▶ _JOB_: Spot each line that carries the word "JSON"; copy those lines.

▶ _GIVEN RECORDS_:
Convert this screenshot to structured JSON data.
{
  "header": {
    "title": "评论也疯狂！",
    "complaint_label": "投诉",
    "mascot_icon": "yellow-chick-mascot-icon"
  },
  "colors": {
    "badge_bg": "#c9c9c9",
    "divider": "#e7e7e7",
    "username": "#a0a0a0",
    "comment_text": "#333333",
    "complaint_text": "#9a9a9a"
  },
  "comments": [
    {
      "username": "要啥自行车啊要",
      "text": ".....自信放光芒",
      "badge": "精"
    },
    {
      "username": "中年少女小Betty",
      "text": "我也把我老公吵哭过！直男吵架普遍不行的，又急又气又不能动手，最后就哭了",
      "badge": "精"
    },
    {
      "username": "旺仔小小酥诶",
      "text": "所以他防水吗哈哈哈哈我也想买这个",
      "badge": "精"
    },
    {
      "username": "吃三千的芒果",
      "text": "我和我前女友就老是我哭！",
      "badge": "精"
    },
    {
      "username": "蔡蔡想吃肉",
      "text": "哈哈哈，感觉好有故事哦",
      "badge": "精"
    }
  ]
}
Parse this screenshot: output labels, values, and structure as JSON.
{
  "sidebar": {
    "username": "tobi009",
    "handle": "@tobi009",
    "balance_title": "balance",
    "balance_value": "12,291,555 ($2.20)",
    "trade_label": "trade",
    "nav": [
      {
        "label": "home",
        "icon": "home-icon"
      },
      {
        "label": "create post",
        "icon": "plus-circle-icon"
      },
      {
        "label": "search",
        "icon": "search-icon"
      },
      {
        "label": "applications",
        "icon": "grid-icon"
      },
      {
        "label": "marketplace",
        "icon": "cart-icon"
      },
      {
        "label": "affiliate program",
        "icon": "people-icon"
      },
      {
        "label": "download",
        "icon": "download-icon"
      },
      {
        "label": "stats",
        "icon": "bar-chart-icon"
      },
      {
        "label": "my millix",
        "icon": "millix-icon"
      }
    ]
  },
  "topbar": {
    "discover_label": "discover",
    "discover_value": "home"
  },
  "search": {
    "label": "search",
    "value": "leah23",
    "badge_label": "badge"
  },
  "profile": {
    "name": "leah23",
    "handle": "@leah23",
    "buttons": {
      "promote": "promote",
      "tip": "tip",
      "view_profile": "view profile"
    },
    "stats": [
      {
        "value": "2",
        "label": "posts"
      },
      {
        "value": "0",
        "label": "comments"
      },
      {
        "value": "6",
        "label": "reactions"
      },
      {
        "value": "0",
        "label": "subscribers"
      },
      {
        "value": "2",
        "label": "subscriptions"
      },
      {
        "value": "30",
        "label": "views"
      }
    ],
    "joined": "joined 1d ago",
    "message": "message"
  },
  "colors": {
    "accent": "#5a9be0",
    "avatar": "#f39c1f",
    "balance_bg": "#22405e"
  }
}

▶ _CORRECT RESPONSE_:
Convert this screenshot to structured JSON data.
Parse this screenshot: output labels, values, and structure as JSON.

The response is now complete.